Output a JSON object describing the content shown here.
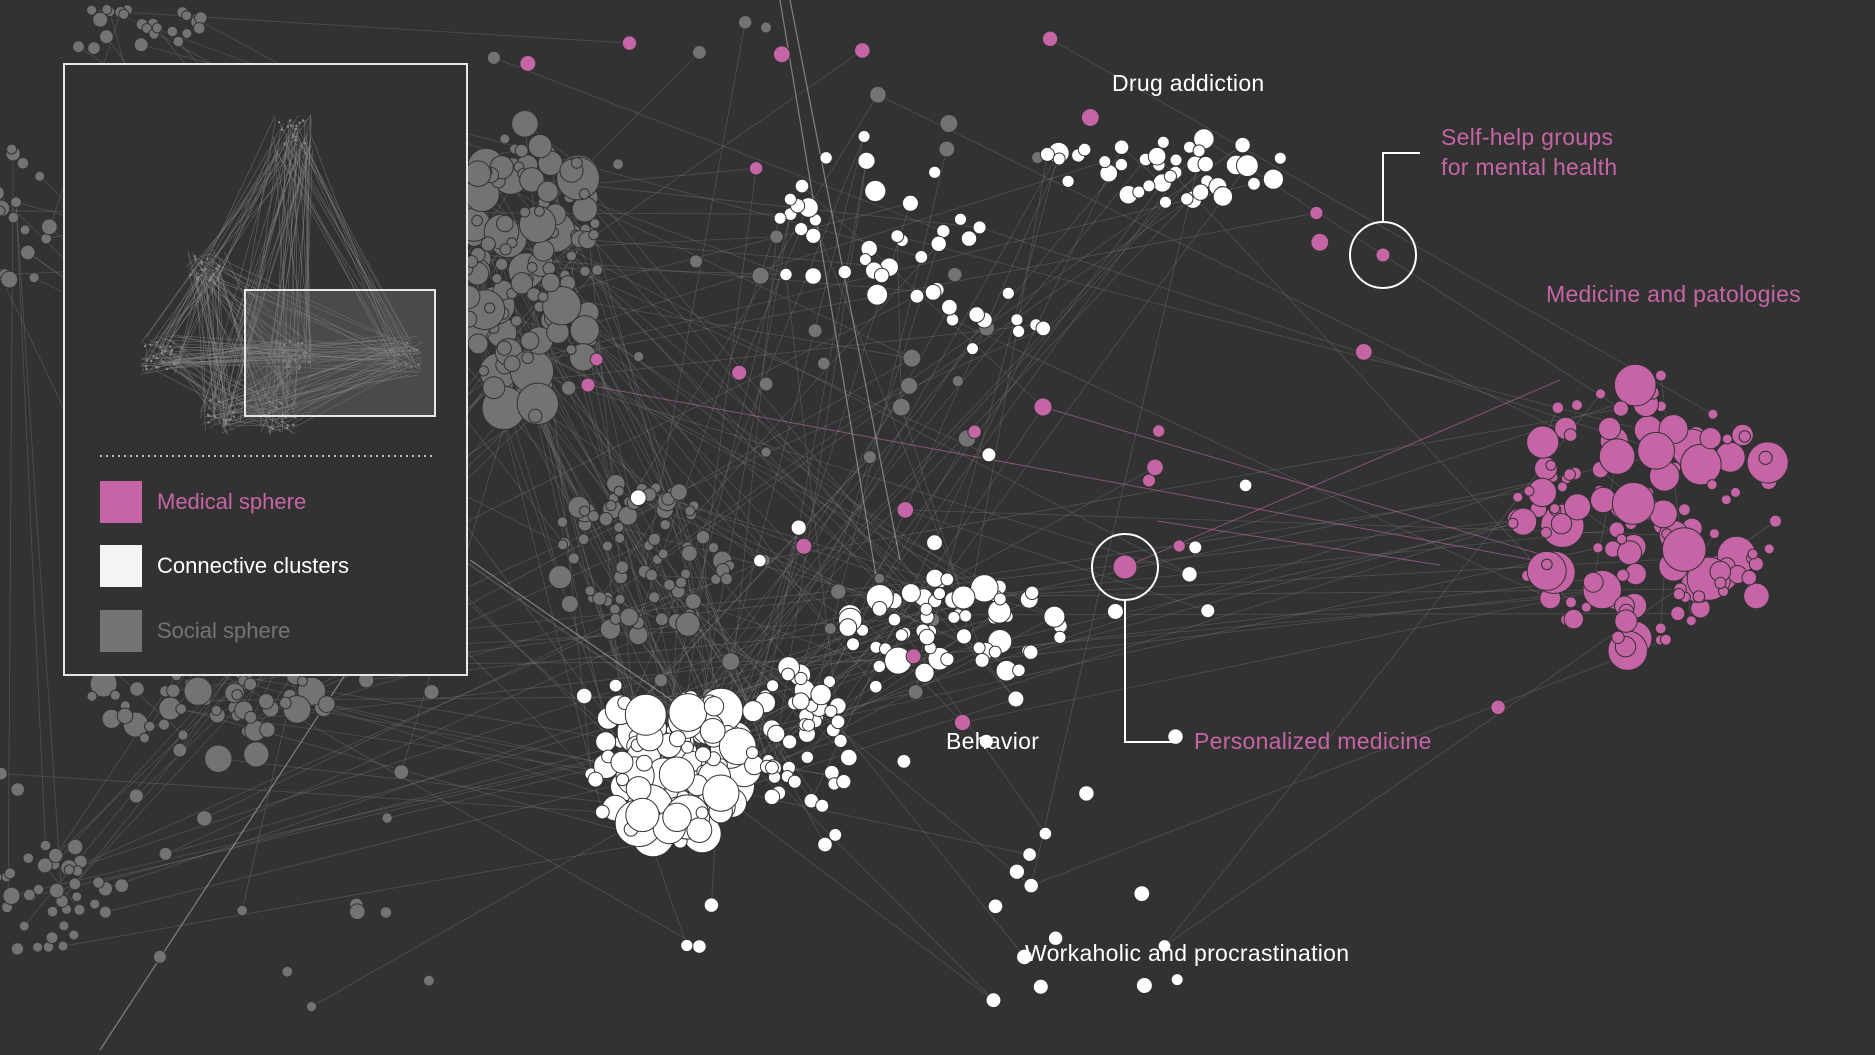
{
  "labels": {
    "drug_addiction": "Drug addiction",
    "self_help": "Self-help groups",
    "self_help_2": "for mental health",
    "medicine_patologies": "Medicine and patologies",
    "personalized_medicine": "Personalized medicine",
    "behavior": "Behavior",
    "workaholic": "Workaholic and procrastination"
  },
  "legend": {
    "items": [
      {
        "label": "Medical sphere",
        "color": "#c565a6"
      },
      {
        "label": "Connective clusters",
        "color": "#f4f4f4"
      },
      {
        "label": "Social sphere",
        "color": "#737373"
      }
    ]
  },
  "colors": {
    "background": "#333232",
    "medical": "#c565a6",
    "connective": "#ffffff",
    "social": "#737373",
    "edge": "#8a8a8a"
  }
}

▶ **Instruction**: Print the complete listing exactly as it stands, without its pictures.

▶ **Solution for this task**:
Output a JSON object describing the content shown here.
{
  "labels": {
    "drug_addiction": "Drug addiction",
    "self_help": "Self-help groups",
    "self_help_2": "for mental health",
    "medicine_patologies": "Medicine and patologies",
    "personalized_medicine": "Personalized medicine",
    "behavior": "Behavior",
    "workaholic": "Workaholic and procrastination"
  },
  "legend": {
    "items": [
      {
        "label": "Medical sphere",
        "color": "#c565a6"
      },
      {
        "label": "Connective clusters",
        "color": "#f4f4f4"
      },
      {
        "label": "Social sphere",
        "color": "#737373"
      }
    ]
  },
  "colors": {
    "background": "#333232",
    "medical": "#c565a6",
    "connective": "#ffffff",
    "social": "#737373",
    "edge": "#8a8a8a"
  }
}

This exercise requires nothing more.